**Written problem**
Find the line containing "Transcribe the text in this document.", then output it and every line after it through the end of the listing below, exactly as written.

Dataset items
===============
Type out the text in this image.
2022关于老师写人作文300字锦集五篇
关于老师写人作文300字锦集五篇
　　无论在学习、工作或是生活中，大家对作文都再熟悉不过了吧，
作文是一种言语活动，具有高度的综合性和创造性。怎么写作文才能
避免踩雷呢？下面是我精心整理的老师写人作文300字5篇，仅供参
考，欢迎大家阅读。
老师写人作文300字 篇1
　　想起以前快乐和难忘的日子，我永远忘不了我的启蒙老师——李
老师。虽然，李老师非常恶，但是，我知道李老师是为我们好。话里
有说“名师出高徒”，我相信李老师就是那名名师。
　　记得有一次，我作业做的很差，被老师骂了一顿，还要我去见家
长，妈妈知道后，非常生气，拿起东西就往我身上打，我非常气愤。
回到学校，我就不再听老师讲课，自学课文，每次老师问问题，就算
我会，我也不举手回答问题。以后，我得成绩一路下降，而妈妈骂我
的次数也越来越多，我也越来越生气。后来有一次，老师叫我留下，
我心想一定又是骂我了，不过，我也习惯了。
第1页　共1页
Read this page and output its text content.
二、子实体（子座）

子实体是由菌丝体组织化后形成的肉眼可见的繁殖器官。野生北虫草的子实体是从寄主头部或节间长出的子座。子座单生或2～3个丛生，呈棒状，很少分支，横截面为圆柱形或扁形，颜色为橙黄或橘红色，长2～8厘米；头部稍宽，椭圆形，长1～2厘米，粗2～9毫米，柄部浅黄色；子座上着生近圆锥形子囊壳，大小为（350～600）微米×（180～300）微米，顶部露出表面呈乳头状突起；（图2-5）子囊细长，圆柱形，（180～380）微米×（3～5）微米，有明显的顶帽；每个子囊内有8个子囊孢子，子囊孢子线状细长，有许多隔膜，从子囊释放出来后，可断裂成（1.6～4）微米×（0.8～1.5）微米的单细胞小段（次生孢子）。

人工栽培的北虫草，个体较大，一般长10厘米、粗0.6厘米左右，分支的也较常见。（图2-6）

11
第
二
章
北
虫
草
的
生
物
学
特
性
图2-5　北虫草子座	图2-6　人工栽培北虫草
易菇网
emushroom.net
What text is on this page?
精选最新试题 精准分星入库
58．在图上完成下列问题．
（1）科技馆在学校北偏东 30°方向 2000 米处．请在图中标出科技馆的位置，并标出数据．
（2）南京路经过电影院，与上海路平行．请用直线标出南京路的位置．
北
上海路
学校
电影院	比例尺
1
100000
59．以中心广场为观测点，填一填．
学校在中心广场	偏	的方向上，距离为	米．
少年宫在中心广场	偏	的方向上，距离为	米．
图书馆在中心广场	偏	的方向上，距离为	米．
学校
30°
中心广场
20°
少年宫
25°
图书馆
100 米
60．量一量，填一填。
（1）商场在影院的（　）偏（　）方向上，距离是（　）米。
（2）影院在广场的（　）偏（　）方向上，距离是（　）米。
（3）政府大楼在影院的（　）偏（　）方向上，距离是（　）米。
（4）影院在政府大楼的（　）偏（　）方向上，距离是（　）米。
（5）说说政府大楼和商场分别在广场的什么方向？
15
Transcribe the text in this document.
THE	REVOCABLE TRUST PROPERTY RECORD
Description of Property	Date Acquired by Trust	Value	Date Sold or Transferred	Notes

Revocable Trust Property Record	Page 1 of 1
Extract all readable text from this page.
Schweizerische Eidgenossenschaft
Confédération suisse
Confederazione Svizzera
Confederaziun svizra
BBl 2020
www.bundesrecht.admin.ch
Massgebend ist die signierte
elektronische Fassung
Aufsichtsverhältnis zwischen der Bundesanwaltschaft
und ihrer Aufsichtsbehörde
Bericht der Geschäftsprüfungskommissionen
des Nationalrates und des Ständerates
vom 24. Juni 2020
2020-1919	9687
===============
**Solution below**
Transcribe the text in this document.
THE	REVOCABLE TRUST PROPERTY RECORD
Description of Property	Date Acquired by Trust	Value	Date Sold or Transferred	Notes

Revocable Trust Property Record	Page 1 of 1
Extract all readable text from this page.
Schweizerische Eidgenossenschaft
Confédération suisse
Confederazione Svizzera
Confederaziun svizra
BBl 2020
www.bundesrecht.admin.ch
Massgebend ist die signierte
elektronische Fassung
Aufsichtsverhältnis zwischen der Bundesanwaltschaft
und ihrer Aufsichtsbehörde
Bericht der Geschäftsprüfungskommissionen
des Nationalrates und des Ständerates
vom 24. Juni 2020
2020-1919	9687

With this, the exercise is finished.